_GOAL_:
Take every line that has the string "data" and copy it out.
++++
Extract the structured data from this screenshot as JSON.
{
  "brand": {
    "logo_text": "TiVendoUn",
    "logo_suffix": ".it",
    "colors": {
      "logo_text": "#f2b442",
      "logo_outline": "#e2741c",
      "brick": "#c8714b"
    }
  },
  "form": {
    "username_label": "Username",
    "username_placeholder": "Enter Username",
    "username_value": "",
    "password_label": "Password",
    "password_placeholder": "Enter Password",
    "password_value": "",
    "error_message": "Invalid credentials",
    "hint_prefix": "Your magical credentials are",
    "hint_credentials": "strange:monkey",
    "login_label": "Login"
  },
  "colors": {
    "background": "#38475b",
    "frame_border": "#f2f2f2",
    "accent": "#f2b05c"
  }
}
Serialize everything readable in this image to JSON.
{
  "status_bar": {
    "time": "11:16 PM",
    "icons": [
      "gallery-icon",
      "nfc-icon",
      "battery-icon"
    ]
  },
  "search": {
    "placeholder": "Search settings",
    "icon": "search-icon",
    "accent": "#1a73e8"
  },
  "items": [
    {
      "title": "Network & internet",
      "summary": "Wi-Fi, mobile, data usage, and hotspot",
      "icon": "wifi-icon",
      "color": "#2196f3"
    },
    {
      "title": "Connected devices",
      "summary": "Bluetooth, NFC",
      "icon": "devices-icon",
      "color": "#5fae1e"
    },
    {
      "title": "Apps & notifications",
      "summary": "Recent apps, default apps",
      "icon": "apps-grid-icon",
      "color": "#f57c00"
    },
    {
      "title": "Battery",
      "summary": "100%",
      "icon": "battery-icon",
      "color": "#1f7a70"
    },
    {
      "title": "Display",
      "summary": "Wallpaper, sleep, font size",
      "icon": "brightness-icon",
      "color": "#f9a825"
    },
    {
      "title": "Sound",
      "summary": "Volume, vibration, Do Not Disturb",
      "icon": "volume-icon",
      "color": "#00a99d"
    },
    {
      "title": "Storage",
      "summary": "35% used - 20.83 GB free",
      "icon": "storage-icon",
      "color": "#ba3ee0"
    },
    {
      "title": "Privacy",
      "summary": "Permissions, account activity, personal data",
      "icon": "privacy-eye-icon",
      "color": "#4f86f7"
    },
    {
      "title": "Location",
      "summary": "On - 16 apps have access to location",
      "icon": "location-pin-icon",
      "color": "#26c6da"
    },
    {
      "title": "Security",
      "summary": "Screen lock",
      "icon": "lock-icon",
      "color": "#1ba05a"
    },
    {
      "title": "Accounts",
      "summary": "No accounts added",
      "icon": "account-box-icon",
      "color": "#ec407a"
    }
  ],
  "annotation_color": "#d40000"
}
++++
_WRITTEN ANSWER_:
Extract the structured data from this screenshot as JSON.
      "summary": "Wi-Fi, mobile, data usage, and hotspot",
      "summary": "Permissions, account activity, personal data",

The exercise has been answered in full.